**Short exercise:**
All lines in the data bearing the string "this" should be identified and copied.
-- Start Material to process --
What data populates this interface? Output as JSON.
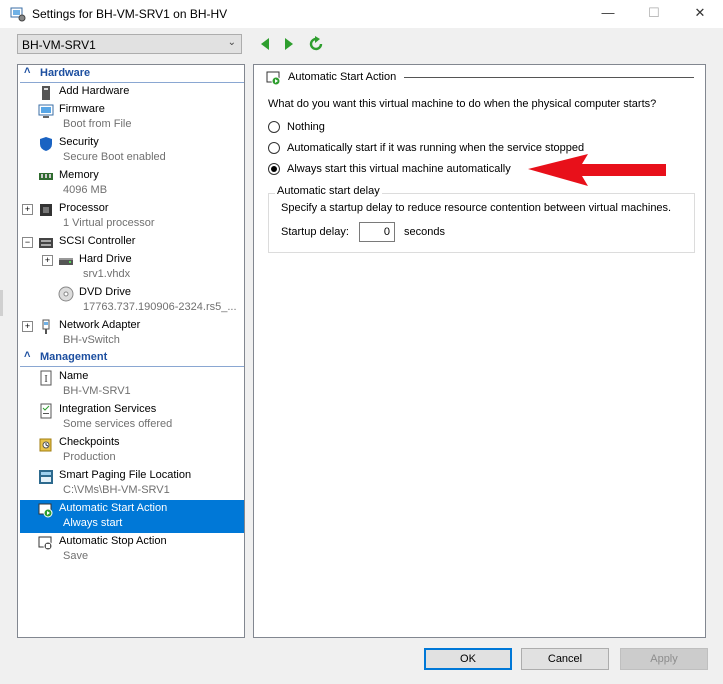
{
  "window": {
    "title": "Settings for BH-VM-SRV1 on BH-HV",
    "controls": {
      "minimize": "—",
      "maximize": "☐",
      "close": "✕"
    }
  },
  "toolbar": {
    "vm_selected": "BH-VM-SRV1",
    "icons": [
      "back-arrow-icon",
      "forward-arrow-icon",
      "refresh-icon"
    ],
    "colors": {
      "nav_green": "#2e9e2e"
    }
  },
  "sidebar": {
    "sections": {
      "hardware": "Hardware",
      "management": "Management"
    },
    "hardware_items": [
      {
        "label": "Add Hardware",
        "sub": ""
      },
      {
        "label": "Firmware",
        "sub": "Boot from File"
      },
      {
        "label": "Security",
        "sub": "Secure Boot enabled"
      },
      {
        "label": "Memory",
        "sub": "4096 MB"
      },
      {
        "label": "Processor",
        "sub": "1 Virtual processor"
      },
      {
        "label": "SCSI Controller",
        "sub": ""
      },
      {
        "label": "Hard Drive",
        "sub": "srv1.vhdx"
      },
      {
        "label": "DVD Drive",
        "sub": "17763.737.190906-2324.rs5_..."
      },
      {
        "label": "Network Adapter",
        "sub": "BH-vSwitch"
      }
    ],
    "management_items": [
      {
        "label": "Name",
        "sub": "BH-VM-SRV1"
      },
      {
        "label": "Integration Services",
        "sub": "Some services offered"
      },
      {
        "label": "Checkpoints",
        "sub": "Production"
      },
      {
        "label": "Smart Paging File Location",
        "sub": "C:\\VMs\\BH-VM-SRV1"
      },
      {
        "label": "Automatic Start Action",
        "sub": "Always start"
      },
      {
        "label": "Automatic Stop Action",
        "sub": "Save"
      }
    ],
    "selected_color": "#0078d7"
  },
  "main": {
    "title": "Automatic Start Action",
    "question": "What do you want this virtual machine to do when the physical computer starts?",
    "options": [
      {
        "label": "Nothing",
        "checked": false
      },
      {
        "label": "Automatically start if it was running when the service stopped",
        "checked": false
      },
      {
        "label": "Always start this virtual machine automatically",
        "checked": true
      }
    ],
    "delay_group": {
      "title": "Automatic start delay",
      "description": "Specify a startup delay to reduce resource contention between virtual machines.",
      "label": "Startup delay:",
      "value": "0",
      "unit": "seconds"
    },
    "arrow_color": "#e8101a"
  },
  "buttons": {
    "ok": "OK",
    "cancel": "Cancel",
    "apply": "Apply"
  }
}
-- End Material to process --
**Result below:**
What data populates this interface? Output as JSON.
    "question": "What do you want this virtual machine to do when the physical computer starts?",
        "label": "Always start this virtual machine automatically",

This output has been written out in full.